Take every line from the material that has the word "title" in it.
━━━━━━━━━━
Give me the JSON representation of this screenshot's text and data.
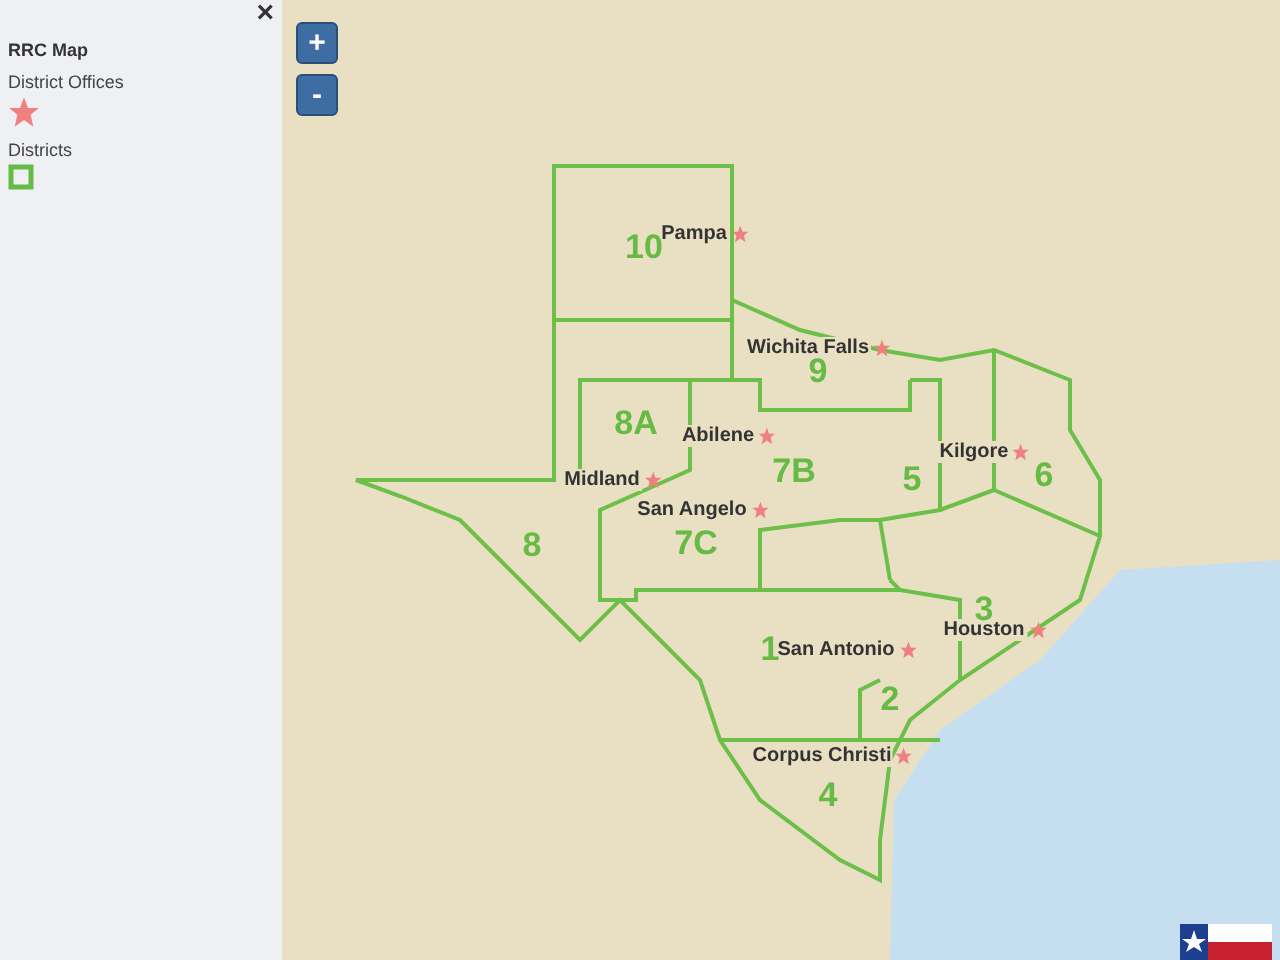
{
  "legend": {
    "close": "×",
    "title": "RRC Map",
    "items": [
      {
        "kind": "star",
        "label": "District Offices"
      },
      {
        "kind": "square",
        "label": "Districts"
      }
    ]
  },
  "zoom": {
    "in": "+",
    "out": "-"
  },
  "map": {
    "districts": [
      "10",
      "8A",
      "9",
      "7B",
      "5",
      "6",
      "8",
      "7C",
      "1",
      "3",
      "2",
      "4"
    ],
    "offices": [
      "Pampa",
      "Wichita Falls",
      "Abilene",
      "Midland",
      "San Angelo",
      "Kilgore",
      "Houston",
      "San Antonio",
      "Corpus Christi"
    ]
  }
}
━━━━━━━━━━
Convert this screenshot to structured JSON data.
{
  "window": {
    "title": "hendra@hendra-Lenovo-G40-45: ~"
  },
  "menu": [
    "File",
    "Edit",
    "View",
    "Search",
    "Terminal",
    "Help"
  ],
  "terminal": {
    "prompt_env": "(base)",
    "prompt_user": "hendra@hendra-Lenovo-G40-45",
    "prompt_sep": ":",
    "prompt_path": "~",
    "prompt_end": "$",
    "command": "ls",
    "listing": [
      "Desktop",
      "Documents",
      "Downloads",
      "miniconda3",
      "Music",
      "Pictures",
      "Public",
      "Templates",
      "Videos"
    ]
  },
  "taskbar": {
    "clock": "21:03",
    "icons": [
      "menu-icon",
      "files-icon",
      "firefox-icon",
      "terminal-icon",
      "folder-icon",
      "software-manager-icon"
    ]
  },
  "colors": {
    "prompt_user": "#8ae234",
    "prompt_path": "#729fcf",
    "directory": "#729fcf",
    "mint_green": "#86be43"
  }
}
━━━━━━━━━━
SOLUTION
    "title": "RRC Map",
    "title": "hendra@hendra-Lenovo-G40-45: ~"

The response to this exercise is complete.